__EXERCISE__:
Output each line of the material exactly as it stands.

__MATERIAL PROVIDED__:
/---

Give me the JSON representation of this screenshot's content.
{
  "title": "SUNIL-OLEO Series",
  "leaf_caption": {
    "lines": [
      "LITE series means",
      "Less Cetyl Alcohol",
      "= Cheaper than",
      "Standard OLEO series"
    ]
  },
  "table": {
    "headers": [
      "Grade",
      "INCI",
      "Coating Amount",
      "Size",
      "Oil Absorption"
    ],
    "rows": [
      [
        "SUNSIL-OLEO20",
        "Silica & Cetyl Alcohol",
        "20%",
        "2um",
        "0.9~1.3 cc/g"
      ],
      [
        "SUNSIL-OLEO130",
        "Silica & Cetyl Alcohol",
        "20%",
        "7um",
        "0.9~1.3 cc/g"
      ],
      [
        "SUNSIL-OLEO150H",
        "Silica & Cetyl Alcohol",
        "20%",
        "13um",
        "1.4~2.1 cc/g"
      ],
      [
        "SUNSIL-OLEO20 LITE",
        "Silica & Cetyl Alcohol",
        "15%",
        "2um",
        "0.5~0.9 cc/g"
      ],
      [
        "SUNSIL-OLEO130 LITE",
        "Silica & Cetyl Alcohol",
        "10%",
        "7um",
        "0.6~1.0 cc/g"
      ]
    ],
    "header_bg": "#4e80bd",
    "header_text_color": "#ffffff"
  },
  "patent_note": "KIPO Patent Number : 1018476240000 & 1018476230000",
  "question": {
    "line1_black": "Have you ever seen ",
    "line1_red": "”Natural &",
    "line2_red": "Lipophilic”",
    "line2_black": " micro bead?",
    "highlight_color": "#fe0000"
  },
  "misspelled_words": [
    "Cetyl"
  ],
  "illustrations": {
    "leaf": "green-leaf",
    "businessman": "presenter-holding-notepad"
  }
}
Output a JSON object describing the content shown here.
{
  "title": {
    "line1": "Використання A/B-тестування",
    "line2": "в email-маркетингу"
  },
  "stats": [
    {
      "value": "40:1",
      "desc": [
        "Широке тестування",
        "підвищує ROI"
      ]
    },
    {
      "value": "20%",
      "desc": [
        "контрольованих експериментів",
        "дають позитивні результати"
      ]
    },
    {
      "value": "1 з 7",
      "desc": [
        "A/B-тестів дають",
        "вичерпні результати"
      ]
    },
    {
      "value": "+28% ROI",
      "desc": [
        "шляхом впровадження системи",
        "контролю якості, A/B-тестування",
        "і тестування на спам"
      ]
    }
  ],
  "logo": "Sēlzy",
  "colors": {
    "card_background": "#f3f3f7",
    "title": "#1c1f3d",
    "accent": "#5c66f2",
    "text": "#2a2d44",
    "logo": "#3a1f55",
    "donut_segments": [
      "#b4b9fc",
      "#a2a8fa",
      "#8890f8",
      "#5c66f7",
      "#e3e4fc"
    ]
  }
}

\---

__RESPONSE BELOW__:
Give me the JSON representation of this screenshot's content.
{
  "title": "SUNIL-OLEO Series",
  "leaf_caption": {
    "lines": [
      "LITE series means",
      "Less Cetyl Alcohol",
      "= Cheaper than",
      "Standard OLEO series"
    ]
  },
  "table": {
    "headers": [
      "Grade",
      "INCI",
      "Coating Amount",
      "Size",
      "Oil Absorption"
    ],
    "rows": [
      [
        "SUNSIL-OLEO20",
        "Silica & Cetyl Alcohol",
        "20%",
        "2um",
        "0.9~1.3 cc/g"
      ],
      [
        "SUNSIL-OLEO130",
        "Silica & Cetyl Alcohol",
        "20%",
        "7um",
        "0.9~1.3 cc/g"
      ],
      [
        "SUNSIL-OLEO150H",
        "Silica & Cetyl Alcohol",
        "20%",
        "13um",
        "1.4~2.1 cc/g"
      ],
      [
        "SUNSIL-OLEO20 LITE",
        "Silica & Cetyl Alcohol",
        "15%",
        "2um",
        "0.5~0.9 cc/g"
      ],
      [
        "SUNSIL-OLEO130 LITE",
        "Silica & Cetyl Alcohol",
        "10%",
        "7um",
        "0.6~1.0 cc/g"
      ]
    ],
    "header_bg": "#4e80bd",
    "header_text_color": "#ffffff"
  },
  "patent_note": "KIPO Patent Number : 1018476240000 & 1018476230000",
  "question": {
    "line1_black": "Have you ever seen ",
    "line1_red": "”Natural &",
    "line2_red": "Lipophilic”",
    "line2_black": " micro bead?",
    "highlight_color": "#fe0000"
  },
  "misspelled_words": [
    "Cetyl"
  ],
  "illustrations": {
    "leaf": "green-leaf",
    "businessman": "presenter-holding-notepad"
  }
}
Output a JSON object describing the content shown here.
{
  "title": {
    "line1": "Використання A/B-тестування",
    "line2": "в email-маркетингу"
  },
  "stats": [
    {
      "value": "40:1",
      "desc": [
        "Широке тестування",
        "підвищує ROI"
      ]
    },
    {
      "value": "20%",
      "desc": [
        "контрольованих експериментів",
        "дають позитивні результати"
      ]
    },
    {
      "value": "1 з 7",
      "desc": [
        "A/B-тестів дають",
        "вичерпні результати"
      ]
    },
    {
      "value": "+28% ROI",
      "desc": [
        "шляхом впровадження системи",
        "контролю якості, A/B-тестування",
        "і тестування на спам"
      ]
    }
  ],
  "logo": "Sēlzy",
  "colors": {
    "card_background": "#f3f3f7",
    "title": "#1c1f3d",
    "accent": "#5c66f2",
    "text": "#2a2d44",
    "logo": "#3a1f55",
    "donut_segments": [
      "#b4b9fc",
      "#a2a8fa",
      "#8890f8",
      "#5c66f7",
      "#e3e4fc"
    ]
  }
}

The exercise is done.